◆ **MATERIAL FOR THIS TASK**:
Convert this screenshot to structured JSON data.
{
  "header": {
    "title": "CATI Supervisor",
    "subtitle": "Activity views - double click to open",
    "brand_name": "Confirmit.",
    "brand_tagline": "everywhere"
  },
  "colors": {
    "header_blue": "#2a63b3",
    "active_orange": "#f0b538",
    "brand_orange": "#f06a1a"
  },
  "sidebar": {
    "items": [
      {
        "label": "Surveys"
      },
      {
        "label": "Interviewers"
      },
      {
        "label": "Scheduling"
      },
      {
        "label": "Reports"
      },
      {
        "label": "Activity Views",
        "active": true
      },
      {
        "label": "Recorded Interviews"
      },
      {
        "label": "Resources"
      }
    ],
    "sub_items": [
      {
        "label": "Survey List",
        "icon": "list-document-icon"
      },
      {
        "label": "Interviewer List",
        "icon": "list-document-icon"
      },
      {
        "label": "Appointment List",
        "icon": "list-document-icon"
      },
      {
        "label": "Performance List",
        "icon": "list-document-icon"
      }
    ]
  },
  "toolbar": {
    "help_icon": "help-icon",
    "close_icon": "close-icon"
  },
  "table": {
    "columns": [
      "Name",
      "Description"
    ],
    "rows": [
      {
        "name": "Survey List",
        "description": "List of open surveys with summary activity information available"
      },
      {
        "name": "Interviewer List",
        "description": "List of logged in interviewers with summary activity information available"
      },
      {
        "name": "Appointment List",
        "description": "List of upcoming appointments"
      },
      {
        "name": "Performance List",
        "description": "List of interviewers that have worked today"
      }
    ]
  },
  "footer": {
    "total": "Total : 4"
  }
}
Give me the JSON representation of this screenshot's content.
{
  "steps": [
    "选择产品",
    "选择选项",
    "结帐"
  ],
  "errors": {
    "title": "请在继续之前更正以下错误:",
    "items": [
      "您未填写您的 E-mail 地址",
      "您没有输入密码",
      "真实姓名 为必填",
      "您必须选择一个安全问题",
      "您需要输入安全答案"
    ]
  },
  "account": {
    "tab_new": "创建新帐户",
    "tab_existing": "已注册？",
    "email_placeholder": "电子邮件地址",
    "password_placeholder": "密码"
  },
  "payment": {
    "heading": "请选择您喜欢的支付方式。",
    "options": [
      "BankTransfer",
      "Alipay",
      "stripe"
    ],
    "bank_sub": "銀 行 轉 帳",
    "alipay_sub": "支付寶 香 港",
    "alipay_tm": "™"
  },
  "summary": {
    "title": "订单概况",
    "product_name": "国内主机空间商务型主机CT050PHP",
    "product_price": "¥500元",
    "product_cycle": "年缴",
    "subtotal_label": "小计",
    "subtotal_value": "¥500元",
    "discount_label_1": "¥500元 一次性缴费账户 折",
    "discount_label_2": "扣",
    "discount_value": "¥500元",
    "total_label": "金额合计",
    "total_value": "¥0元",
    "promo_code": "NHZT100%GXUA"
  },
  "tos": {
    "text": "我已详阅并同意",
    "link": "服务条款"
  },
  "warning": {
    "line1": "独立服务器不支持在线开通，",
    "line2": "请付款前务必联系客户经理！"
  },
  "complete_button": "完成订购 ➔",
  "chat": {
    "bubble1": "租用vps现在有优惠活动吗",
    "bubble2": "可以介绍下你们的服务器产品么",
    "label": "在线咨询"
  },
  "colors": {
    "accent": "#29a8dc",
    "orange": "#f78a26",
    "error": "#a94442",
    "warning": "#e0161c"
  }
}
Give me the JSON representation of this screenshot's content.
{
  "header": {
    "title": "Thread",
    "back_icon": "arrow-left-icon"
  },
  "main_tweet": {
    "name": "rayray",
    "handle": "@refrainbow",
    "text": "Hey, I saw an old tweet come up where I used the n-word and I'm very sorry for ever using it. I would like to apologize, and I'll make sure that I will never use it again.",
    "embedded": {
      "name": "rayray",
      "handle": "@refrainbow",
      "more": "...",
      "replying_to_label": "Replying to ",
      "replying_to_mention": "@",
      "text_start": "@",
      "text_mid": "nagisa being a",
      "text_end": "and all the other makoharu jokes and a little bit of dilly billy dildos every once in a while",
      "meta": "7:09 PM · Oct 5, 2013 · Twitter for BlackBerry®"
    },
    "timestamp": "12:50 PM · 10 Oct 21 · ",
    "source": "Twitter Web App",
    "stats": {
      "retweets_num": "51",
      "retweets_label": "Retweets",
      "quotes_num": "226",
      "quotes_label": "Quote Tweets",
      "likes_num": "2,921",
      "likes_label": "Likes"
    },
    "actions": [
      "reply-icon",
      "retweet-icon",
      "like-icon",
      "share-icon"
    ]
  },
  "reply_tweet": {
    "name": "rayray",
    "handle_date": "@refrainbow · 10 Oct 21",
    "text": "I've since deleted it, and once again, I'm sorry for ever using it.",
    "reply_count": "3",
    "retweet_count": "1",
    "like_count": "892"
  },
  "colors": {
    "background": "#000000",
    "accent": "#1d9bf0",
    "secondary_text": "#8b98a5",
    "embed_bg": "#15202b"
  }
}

◆ **INSTRUCTIONS TO FOLLOW**: Copy out the data shown above without altering anything.

◆ **FINISHED EXERCISE**:
Convert this screenshot to structured JSON data.
{
  "header": {
    "title": "CATI Supervisor",
    "subtitle": "Activity views - double click to open",
    "brand_name": "Confirmit.",
    "brand_tagline": "everywhere"
  },
  "colors": {
    "header_blue": "#2a63b3",
    "active_orange": "#f0b538",
    "brand_orange": "#f06a1a"
  },
  "sidebar": {
    "items": [
      {
        "label": "Surveys"
      },
      {
        "label": "Interviewers"
      },
      {
        "label": "Scheduling"
      },
      {
        "label": "Reports"
      },
      {
        "label": "Activity Views",
        "active": true
      },
      {
        "label": "Recorded Interviews"
      },
      {
        "label": "Resources"
      }
    ],
    "sub_items": [
      {
        "label": "Survey List",
        "icon": "list-document-icon"
      },
      {
        "label": "Interviewer List",
        "icon": "list-document-icon"
      },
      {
        "label": "Appointment List",
        "icon": "list-document-icon"
      },
      {
        "label": "Performance List",
        "icon": "list-document-icon"
      }
    ]
  },
  "toolbar": {
    "help_icon": "help-icon",
    "close_icon": "close-icon"
  },
  "table": {
    "columns": [
      "Name",
      "Description"
    ],
    "rows": [
      {
        "name": "Survey List",
        "description": "List of open surveys with summary activity information available"
      },
      {
        "name": "Interviewer List",
        "description": "List of logged in interviewers with summary activity information available"
      },
      {
        "name": "Appointment List",
        "description": "List of upcoming appointments"
      },
      {
        "name": "Performance List",
        "description": "List of interviewers that have worked today"
      }
    ]
  },
  "footer": {
    "total": "Total : 4"
  }
}
Give me the JSON representation of this screenshot's content.
{
  "steps": [
    "选择产品",
    "选择选项",
    "结帐"
  ],
  "errors": {
    "title": "请在继续之前更正以下错误:",
    "items": [
      "您未填写您的 E-mail 地址",
      "您没有输入密码",
      "真实姓名 为必填",
      "您必须选择一个安全问题",
      "您需要输入安全答案"
    ]
  },
  "account": {
    "tab_new": "创建新帐户",
    "tab_existing": "已注册？",
    "email_placeholder": "电子邮件地址",
    "password_placeholder": "密码"
  },
  "payment": {
    "heading": "请选择您喜欢的支付方式。",
    "options": [
      "BankTransfer",
      "Alipay",
      "stripe"
    ],
    "bank_sub": "銀 行 轉 帳",
    "alipay_sub": "支付寶 香 港",
    "alipay_tm": "™"
  },
  "summary": {
    "title": "订单概况",
    "product_name": "国内主机空间商务型主机CT050PHP",
    "product_price": "¥500元",
    "product_cycle": "年缴",
    "subtotal_label": "小计",
    "subtotal_value": "¥500元",
    "discount_label_1": "¥500元 一次性缴费账户 折",
    "discount_label_2": "扣",
    "discount_value": "¥500元",
    "total_label": "金额合计",
    "total_value": "¥0元",
    "promo_code": "NHZT100%GXUA"
  },
  "tos": {
    "text": "我已详阅并同意",
    "link": "服务条款"
  },
  "warning": {
    "line1": "独立服务器不支持在线开通，",
    "line2": "请付款前务必联系客户经理！"
  },
  "complete_button": "完成订购 ➔",
  "chat": {
    "bubble1": "租用vps现在有优惠活动吗",
    "bubble2": "可以介绍下你们的服务器产品么",
    "label": "在线咨询"
  },
  "colors": {
    "accent": "#29a8dc",
    "orange": "#f78a26",
    "error": "#a94442",
    "warning": "#e0161c"
  }
}
Give me the JSON representation of this screenshot's content.
{
  "header": {
    "title": "Thread",
    "back_icon": "arrow-left-icon"
  },
  "main_tweet": {
    "name": "rayray",
    "handle": "@refrainbow",
    "text": "Hey, I saw an old tweet come up where I used the n-word and I'm very sorry for ever using it. I would like to apologize, and I'll make sure that I will never use it again.",
    "embedded": {
      "name": "rayray",
      "handle": "@refrainbow",
      "more": "...",
      "replying_to_label": "Replying to ",
      "replying_to_mention": "@",
      "text_start": "@",
      "text_mid": "nagisa being a",
      "text_end": "and all the other makoharu jokes and a little bit of dilly billy dildos every once in a while",
      "meta": "7:09 PM · Oct 5, 2013 · Twitter for BlackBerry®"
    },
    "timestamp": "12:50 PM · 10 Oct 21 · ",
    "source": "Twitter Web App",
    "stats": {
      "retweets_num": "51",
      "retweets_label": "Retweets",
      "quotes_num": "226",
      "quotes_label": "Quote Tweets",
      "likes_num": "2,921",
      "likes_label": "Likes"
    },
    "actions": [
      "reply-icon",
      "retweet-icon",
      "like-icon",
      "share-icon"
    ]
  },
  "reply_tweet": {
    "name": "rayray",
    "handle_date": "@refrainbow · 10 Oct 21",
    "text": "I've since deleted it, and once again, I'm sorry for ever using it.",
    "reply_count": "3",
    "retweet_count": "1",
    "like_count": "892"
  },
  "colors": {
    "background": "#000000",
    "accent": "#1d9bf0",
    "secondary_text": "#8b98a5",
    "embed_bg": "#15202b"
  }
}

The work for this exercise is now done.